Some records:
┌──
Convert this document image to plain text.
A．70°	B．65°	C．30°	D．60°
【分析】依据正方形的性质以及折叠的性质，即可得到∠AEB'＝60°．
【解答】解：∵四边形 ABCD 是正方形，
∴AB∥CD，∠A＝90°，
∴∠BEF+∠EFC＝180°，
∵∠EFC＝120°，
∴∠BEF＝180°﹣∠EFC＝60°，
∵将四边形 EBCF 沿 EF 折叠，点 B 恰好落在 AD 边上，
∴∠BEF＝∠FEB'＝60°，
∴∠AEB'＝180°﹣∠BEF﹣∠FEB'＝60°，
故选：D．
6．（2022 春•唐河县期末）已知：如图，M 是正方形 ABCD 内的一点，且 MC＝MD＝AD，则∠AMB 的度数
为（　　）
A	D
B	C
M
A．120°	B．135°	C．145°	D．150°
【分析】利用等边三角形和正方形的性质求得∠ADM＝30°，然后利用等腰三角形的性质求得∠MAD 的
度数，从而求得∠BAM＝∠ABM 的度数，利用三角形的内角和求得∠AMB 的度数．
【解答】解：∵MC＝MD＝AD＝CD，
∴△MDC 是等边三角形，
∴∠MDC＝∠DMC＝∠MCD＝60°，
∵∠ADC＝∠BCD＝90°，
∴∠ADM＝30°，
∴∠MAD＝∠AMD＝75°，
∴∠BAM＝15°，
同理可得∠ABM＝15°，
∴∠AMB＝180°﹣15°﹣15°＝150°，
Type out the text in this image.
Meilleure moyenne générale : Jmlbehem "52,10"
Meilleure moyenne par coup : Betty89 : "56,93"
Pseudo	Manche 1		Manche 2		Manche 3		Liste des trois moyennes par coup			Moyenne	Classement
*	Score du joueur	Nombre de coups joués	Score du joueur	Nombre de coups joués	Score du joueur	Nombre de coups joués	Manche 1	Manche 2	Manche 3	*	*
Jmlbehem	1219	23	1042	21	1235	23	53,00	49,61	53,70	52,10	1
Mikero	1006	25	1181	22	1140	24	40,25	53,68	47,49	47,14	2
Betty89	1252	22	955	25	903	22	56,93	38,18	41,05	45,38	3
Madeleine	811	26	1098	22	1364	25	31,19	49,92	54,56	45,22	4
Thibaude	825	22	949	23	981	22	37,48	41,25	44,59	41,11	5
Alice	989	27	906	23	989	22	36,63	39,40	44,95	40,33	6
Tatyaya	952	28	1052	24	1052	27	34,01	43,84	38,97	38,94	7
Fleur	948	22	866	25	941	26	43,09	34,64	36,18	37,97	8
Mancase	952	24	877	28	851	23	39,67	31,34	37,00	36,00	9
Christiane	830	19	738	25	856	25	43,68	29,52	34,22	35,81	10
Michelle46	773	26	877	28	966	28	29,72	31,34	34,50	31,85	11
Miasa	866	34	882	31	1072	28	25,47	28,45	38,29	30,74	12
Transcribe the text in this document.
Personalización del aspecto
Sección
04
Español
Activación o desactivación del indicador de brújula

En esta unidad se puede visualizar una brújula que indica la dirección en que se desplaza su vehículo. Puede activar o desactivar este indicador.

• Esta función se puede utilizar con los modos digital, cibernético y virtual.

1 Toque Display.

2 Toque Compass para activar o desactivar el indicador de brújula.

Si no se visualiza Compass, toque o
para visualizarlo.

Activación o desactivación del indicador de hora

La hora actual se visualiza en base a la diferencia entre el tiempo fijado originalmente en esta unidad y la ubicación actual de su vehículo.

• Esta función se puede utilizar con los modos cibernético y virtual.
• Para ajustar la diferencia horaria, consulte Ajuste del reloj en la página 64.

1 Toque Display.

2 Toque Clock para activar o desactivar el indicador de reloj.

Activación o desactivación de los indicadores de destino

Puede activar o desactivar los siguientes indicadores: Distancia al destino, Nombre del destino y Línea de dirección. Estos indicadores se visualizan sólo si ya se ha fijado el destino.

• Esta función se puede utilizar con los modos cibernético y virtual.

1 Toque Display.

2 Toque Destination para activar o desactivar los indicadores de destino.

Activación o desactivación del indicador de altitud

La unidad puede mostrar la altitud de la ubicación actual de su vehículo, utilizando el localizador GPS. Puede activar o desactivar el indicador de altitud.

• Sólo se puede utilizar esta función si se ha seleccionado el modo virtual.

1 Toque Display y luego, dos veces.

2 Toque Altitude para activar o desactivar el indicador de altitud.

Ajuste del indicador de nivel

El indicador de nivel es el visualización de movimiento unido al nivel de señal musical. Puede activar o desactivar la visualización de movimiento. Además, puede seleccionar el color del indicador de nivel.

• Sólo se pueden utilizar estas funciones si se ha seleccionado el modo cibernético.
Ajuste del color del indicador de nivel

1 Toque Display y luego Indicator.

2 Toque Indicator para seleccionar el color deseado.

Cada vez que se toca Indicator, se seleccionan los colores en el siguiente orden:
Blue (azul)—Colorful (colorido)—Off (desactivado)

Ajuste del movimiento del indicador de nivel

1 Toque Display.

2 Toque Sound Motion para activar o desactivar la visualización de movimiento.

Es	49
└──
YOUR OBJECTIVE = Reproduce the material in full, with no word added or dropped.

RESULT BELOW =
Convert this document image to plain text.
A．70°	B．65°	C．30°	D．60°
【分析】依据正方形的性质以及折叠的性质，即可得到∠AEB'＝60°．
【解答】解：∵四边形 ABCD 是正方形，
∴AB∥CD，∠A＝90°，
∴∠BEF+∠EFC＝180°，
∵∠EFC＝120°，
∴∠BEF＝180°﹣∠EFC＝60°，
∵将四边形 EBCF 沿 EF 折叠，点 B 恰好落在 AD 边上，
∴∠BEF＝∠FEB'＝60°，
∴∠AEB'＝180°﹣∠BEF﹣∠FEB'＝60°，
故选：D．
6．（2022 春•唐河县期末）已知：如图，M 是正方形 ABCD 内的一点，且 MC＝MD＝AD，则∠AMB 的度数
为（　　）
A	D
B	C
M
A．120°	B．135°	C．145°	D．150°
【分析】利用等边三角形和正方形的性质求得∠ADM＝30°，然后利用等腰三角形的性质求得∠MAD 的
度数，从而求得∠BAM＝∠ABM 的度数，利用三角形的内角和求得∠AMB 的度数．
【解答】解：∵MC＝MD＝AD＝CD，
∴△MDC 是等边三角形，
∴∠MDC＝∠DMC＝∠MCD＝60°，
∵∠ADC＝∠BCD＝90°，
∴∠ADM＝30°，
∴∠MAD＝∠AMD＝75°，
∴∠BAM＝15°，
同理可得∠ABM＝15°，
∴∠AMB＝180°﹣15°﹣15°＝150°，
Type out the text in this image.
Meilleure moyenne générale : Jmlbehem "52,10"
Meilleure moyenne par coup : Betty89 : "56,93"
Pseudo	Manche 1		Manche 2		Manche 3		Liste des trois moyennes par coup			Moyenne	Classement
*	Score du joueur	Nombre de coups joués	Score du joueur	Nombre de coups joués	Score du joueur	Nombre de coups joués	Manche 1	Manche 2	Manche 3	*	*
Jmlbehem	1219	23	1042	21	1235	23	53,00	49,61	53,70	52,10	1
Mikero	1006	25	1181	22	1140	24	40,25	53,68	47,49	47,14	2
Betty89	1252	22	955	25	903	22	56,93	38,18	41,05	45,38	3
Madeleine	811	26	1098	22	1364	25	31,19	49,92	54,56	45,22	4
Thibaude	825	22	949	23	981	22	37,48	41,25	44,59	41,11	5
Alice	989	27	906	23	989	22	36,63	39,40	44,95	40,33	6
Tatyaya	952	28	1052	24	1052	27	34,01	43,84	38,97	38,94	7
Fleur	948	22	866	25	941	26	43,09	34,64	36,18	37,97	8
Mancase	952	24	877	28	851	23	39,67	31,34	37,00	36,00	9
Christiane	830	19	738	25	856	25	43,68	29,52	34,22	35,81	10
Michelle46	773	26	877	28	966	28	29,72	31,34	34,50	31,85	11
Miasa	866	34	882	31	1072	28	25,47	28,45	38,29	30,74	12
Transcribe the text in this document.
Personalización del aspecto
Sección
04
Español
Activación o desactivación del indicador de brújula

En esta unidad se puede visualizar una brújula que indica la dirección en que se desplaza su vehículo. Puede activar o desactivar este indicador.

• Esta función se puede utilizar con los modos digital, cibernético y virtual.

1 Toque Display.

2 Toque Compass para activar o desactivar el indicador de brújula.

Si no se visualiza Compass, toque o
para visualizarlo.

Activación o desactivación del indicador de hora

La hora actual se visualiza en base a la diferencia entre el tiempo fijado originalmente en esta unidad y la ubicación actual de su vehículo.

• Esta función se puede utilizar con los modos cibernético y virtual.
• Para ajustar la diferencia horaria, consulte Ajuste del reloj en la página 64.

1 Toque Display.

2 Toque Clock para activar o desactivar el indicador de reloj.

Activación o desactivación de los indicadores de destino

Puede activar o desactivar los siguientes indicadores: Distancia al destino, Nombre del destino y Línea de dirección. Estos indicadores se visualizan sólo si ya se ha fijado el destino.

• Esta función se puede utilizar con los modos cibernético y virtual.

1 Toque Display.

2 Toque Destination para activar o desactivar los indicadores de destino.

Activación o desactivación del indicador de altitud

La unidad puede mostrar la altitud de la ubicación actual de su vehículo, utilizando el localizador GPS. Puede activar o desactivar el indicador de altitud.

• Sólo se puede utilizar esta función si se ha seleccionado el modo virtual.

1 Toque Display y luego, dos veces.

2 Toque Altitude para activar o desactivar el indicador de altitud.

Ajuste del indicador de nivel

El indicador de nivel es el visualización de movimiento unido al nivel de señal musical. Puede activar o desactivar la visualización de movimiento. Además, puede seleccionar el color del indicador de nivel.

• Sólo se pueden utilizar estas funciones si se ha seleccionado el modo cibernético.
Ajuste del color del indicador de nivel

1 Toque Display y luego Indicator.

2 Toque Indicator para seleccionar el color deseado.

Cada vez que se toca Indicator, se seleccionan los colores en el siguiente orden:
Blue (azul)—Colorful (colorido)—Off (desactivado)

Ajuste del movimiento del indicador de nivel

1 Toque Display.

2 Toque Sound Motion para activar o desactivar la visualización de movimiento.

Es	49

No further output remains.